#### [To be done]
Scan the data beneath this task and copy each line that includes "text".

#### [Records for processing]

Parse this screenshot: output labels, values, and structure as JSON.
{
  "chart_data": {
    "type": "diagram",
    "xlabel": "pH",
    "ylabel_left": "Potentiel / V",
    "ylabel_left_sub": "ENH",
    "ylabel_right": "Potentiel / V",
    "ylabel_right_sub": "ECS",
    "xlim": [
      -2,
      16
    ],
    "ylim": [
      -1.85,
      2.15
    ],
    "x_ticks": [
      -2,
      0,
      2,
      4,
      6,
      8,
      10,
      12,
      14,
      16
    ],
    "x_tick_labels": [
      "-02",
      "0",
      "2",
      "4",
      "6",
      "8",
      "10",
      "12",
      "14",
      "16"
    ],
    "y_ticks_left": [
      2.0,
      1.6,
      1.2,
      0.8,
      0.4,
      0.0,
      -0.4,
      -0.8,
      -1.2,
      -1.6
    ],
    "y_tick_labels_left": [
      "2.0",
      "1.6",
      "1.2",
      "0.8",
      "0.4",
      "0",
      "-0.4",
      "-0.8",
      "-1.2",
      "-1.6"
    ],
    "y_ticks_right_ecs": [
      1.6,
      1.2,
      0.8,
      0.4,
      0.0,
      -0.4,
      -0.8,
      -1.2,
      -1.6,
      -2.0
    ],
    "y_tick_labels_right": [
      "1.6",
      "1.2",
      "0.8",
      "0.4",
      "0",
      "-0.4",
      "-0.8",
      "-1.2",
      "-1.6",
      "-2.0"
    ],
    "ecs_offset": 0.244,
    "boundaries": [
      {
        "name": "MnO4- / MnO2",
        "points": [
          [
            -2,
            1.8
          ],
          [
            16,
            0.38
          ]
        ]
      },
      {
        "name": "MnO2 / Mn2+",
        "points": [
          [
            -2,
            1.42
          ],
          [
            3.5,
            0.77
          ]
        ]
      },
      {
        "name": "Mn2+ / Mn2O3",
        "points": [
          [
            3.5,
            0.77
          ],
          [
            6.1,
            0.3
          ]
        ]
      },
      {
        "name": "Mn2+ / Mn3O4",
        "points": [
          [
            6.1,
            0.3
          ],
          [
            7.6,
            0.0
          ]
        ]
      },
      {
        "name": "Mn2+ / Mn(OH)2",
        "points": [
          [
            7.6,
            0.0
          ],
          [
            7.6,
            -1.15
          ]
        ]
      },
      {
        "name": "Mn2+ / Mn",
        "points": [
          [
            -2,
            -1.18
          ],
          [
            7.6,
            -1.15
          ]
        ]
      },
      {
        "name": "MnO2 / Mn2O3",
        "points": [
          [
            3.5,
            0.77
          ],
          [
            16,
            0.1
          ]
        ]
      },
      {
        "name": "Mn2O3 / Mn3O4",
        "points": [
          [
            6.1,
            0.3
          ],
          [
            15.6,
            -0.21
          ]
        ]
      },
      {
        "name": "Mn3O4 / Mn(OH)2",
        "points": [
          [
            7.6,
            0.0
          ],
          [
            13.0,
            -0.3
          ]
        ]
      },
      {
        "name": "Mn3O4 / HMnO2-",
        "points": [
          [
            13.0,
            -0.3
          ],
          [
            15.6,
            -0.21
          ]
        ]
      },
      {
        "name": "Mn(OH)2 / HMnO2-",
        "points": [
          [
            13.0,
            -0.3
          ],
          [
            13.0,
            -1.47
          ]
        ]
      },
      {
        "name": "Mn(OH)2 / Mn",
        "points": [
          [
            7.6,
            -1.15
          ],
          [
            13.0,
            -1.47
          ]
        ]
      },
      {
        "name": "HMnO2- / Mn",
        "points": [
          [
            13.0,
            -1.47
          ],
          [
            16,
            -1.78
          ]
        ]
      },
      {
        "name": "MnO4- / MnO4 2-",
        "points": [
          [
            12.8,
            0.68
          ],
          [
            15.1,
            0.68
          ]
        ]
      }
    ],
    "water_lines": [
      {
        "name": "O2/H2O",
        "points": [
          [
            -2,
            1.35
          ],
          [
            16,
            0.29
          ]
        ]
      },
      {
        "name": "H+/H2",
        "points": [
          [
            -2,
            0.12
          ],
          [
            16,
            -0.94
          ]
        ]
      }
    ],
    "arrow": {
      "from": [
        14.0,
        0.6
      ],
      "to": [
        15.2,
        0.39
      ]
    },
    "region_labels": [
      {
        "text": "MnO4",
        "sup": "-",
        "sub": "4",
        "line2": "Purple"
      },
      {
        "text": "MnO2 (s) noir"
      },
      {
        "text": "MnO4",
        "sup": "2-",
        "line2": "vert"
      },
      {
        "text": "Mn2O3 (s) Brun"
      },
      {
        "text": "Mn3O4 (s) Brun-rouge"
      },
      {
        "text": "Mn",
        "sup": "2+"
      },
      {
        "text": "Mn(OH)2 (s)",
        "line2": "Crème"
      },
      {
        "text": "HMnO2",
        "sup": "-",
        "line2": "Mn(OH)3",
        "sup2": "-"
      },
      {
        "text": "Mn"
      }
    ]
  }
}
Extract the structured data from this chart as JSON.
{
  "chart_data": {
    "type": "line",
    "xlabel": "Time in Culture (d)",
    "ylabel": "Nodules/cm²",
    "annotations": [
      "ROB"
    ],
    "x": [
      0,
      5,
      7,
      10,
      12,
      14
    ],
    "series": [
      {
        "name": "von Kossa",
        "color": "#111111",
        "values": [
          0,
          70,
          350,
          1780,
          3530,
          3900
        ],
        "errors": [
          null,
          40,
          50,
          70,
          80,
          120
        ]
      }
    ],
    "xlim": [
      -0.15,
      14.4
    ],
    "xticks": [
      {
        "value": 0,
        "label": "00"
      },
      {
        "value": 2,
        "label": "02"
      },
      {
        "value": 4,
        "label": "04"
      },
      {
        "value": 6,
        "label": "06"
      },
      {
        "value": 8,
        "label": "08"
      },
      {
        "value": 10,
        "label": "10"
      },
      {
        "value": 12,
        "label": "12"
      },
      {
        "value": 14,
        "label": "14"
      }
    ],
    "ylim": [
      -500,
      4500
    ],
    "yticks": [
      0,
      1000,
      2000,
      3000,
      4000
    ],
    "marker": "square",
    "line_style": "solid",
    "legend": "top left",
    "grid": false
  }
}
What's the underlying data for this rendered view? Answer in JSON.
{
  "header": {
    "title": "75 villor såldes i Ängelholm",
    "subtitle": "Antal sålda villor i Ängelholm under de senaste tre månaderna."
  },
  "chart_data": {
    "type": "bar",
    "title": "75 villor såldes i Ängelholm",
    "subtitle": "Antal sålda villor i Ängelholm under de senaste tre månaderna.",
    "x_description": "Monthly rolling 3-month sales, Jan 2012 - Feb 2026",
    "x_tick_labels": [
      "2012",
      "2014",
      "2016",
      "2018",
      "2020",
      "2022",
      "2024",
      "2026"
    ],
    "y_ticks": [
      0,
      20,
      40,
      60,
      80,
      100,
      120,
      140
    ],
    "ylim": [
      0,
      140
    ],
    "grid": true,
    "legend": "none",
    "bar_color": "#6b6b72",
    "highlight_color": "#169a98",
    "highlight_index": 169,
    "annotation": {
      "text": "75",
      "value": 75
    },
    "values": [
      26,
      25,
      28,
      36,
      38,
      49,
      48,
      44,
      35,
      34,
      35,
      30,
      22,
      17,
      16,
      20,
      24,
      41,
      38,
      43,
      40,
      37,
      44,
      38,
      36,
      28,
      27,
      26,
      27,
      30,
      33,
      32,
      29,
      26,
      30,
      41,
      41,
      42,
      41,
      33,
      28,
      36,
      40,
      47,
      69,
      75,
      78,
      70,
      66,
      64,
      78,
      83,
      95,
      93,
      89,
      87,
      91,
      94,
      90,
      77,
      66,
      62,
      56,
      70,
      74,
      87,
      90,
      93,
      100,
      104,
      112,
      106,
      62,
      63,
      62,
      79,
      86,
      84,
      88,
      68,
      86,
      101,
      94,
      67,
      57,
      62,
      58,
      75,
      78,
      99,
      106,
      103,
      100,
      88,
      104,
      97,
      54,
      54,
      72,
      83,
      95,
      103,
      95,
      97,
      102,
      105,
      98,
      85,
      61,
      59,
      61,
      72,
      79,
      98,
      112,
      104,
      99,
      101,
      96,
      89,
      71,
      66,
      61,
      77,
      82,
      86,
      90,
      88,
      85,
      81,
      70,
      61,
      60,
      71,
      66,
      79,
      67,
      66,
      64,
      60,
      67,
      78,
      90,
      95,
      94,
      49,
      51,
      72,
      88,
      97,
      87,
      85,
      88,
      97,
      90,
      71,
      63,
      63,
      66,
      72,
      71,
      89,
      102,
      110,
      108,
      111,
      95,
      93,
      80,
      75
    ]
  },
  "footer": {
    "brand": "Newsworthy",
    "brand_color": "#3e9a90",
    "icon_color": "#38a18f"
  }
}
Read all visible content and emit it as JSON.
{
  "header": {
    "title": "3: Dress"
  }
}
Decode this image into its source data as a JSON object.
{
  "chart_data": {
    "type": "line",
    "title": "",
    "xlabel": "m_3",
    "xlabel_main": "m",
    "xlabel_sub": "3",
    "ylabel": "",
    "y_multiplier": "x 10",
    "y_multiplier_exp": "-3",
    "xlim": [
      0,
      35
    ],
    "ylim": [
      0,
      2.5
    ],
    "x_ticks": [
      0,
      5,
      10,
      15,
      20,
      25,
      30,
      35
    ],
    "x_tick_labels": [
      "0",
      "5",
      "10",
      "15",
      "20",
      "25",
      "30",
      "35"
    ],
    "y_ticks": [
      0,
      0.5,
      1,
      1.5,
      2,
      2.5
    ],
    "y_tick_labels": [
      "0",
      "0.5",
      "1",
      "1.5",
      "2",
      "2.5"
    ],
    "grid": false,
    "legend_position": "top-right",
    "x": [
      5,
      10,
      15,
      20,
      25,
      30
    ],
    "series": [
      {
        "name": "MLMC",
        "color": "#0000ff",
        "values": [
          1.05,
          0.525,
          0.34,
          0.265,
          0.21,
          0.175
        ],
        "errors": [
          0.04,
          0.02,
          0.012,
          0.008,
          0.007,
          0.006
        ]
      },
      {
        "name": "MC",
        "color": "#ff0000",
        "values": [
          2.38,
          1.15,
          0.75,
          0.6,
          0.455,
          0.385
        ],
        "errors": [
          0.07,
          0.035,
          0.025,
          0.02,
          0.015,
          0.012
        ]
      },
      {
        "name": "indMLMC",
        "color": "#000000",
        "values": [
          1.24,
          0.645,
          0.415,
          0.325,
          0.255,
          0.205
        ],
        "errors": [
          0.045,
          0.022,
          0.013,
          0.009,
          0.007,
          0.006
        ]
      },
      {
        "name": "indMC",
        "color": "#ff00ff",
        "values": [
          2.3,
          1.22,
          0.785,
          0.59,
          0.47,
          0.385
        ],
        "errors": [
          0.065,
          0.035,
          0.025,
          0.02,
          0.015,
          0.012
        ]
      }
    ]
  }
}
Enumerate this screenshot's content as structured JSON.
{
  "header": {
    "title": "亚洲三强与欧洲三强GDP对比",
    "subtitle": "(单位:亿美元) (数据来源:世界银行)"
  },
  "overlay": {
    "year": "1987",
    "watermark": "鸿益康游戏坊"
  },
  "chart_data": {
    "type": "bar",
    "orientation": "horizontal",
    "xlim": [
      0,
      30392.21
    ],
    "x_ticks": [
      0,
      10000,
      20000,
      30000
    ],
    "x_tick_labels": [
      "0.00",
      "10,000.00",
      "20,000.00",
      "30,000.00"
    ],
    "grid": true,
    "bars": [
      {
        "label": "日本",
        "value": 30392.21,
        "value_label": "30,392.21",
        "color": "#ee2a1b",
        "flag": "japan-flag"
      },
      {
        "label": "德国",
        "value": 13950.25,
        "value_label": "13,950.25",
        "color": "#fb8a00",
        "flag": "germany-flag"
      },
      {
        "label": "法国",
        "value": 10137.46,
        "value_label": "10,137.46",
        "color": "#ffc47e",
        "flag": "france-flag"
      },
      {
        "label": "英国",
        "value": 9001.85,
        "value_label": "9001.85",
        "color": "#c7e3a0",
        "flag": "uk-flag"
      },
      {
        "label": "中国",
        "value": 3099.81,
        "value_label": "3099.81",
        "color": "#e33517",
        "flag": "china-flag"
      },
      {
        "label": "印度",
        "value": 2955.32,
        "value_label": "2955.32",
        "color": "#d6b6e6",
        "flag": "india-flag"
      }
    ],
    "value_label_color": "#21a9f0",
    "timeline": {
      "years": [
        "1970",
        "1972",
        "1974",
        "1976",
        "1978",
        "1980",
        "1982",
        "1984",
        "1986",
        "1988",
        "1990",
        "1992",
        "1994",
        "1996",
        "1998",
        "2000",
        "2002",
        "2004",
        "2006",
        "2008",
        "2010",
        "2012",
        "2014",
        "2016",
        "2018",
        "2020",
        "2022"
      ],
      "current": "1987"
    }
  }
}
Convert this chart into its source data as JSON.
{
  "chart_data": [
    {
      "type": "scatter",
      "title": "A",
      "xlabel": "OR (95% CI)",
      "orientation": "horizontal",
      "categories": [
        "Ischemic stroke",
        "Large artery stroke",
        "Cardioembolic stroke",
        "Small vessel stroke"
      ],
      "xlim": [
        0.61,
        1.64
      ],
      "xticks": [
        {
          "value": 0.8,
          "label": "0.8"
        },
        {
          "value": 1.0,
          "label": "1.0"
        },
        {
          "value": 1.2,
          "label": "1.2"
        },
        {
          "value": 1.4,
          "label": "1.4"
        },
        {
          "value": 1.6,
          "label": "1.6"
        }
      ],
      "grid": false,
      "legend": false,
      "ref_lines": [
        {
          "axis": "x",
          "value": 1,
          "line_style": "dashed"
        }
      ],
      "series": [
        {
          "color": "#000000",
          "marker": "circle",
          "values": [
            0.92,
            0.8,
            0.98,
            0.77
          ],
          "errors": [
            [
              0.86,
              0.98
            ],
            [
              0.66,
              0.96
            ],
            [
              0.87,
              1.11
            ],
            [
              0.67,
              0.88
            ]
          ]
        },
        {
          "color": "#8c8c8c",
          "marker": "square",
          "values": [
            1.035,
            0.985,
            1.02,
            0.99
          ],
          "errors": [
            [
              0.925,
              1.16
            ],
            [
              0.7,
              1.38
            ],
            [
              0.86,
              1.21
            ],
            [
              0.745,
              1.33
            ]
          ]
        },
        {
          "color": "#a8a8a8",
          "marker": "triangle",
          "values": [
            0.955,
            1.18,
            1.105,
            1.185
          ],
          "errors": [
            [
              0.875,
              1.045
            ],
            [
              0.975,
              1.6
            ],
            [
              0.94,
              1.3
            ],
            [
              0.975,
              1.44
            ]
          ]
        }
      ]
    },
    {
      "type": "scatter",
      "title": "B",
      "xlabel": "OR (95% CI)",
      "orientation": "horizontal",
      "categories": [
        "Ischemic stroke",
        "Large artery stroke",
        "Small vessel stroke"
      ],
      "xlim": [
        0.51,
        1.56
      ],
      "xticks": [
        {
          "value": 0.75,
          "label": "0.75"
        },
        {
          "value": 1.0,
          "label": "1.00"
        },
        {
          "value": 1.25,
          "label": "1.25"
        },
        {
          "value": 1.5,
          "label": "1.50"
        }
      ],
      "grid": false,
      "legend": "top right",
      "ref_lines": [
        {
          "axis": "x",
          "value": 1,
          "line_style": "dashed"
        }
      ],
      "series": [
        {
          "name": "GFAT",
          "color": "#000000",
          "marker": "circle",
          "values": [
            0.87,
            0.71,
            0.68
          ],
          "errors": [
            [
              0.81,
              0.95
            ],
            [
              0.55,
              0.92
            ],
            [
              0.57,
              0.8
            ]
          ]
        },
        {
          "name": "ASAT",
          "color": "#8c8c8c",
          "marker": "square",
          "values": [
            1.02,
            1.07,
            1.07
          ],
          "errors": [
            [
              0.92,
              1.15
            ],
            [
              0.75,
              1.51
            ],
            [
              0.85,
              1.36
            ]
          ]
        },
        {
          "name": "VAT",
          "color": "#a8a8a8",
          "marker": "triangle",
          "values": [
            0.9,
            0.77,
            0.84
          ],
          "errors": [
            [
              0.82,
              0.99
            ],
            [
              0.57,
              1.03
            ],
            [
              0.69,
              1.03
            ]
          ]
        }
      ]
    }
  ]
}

#### [Output of the task]
        "text": "MnO4",
        "text": "MnO2 (s) noir"
        "text": "MnO4",
        "text": "Mn2O3 (s) Brun"
        "text": "Mn3O4 (s) Brun-rouge"
        "text": "Mn",
        "text": "Mn(OH)2 (s)",
        "text": "HMnO2",
        "text": "Mn"
      "text": "75",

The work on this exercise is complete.